Stored data entries:
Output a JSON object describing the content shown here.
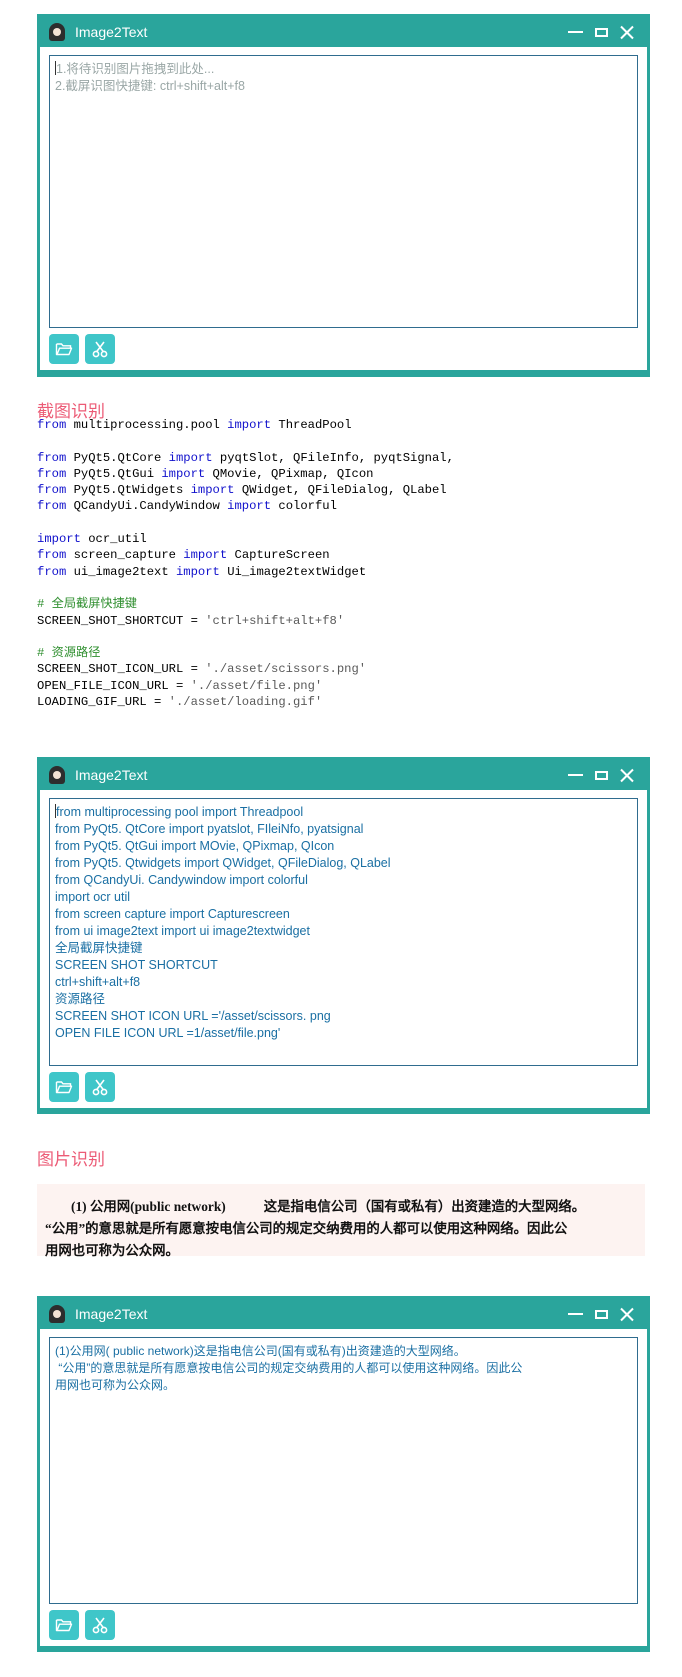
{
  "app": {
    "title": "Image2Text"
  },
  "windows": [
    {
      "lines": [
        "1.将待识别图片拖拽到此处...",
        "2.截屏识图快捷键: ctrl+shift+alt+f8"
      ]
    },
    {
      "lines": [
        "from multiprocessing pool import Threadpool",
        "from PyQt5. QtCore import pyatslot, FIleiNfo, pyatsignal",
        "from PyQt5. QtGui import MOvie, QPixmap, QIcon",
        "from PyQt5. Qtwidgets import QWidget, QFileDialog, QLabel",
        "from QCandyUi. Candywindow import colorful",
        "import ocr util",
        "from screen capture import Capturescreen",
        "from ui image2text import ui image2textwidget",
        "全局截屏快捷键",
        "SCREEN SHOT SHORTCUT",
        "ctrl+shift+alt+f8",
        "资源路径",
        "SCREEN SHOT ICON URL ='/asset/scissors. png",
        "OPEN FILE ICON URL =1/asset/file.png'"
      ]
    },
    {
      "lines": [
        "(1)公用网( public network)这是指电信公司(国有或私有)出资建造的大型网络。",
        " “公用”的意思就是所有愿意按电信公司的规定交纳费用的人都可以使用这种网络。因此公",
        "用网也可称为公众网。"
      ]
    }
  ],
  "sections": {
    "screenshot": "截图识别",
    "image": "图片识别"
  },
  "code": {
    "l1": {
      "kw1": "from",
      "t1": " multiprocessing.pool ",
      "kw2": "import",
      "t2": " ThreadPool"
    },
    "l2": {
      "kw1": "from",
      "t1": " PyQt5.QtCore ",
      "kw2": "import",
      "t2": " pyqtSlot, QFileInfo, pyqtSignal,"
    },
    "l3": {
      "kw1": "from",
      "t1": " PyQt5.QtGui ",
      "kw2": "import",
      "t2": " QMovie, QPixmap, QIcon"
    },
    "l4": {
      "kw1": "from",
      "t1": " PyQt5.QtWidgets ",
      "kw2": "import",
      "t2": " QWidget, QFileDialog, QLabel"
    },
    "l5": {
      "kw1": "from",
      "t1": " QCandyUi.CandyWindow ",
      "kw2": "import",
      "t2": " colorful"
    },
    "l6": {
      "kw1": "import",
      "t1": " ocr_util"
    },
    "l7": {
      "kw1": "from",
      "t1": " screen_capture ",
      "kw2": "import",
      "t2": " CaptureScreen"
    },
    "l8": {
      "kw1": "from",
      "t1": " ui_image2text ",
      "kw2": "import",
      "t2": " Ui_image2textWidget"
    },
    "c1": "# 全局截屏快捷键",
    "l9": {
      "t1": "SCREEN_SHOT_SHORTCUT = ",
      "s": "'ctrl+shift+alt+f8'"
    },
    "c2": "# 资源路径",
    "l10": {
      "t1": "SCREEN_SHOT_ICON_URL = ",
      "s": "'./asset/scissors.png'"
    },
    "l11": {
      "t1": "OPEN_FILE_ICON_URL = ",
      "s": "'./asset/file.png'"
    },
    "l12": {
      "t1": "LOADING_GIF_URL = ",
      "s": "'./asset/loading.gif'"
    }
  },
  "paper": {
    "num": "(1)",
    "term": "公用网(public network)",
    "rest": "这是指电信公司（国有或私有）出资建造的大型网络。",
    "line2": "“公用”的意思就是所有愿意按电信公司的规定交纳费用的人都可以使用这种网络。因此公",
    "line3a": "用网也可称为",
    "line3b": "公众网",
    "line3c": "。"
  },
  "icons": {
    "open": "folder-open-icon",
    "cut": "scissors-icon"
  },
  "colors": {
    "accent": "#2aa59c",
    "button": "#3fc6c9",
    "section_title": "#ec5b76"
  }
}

▶ _What is required_: Show each line of the data that contains the string "public".

▶ _Exercise solution_:
        "(1)公用网( public network)这是指电信公司(国有或私有)出资建造的大型网络。",
    "term": "公用网(public network)",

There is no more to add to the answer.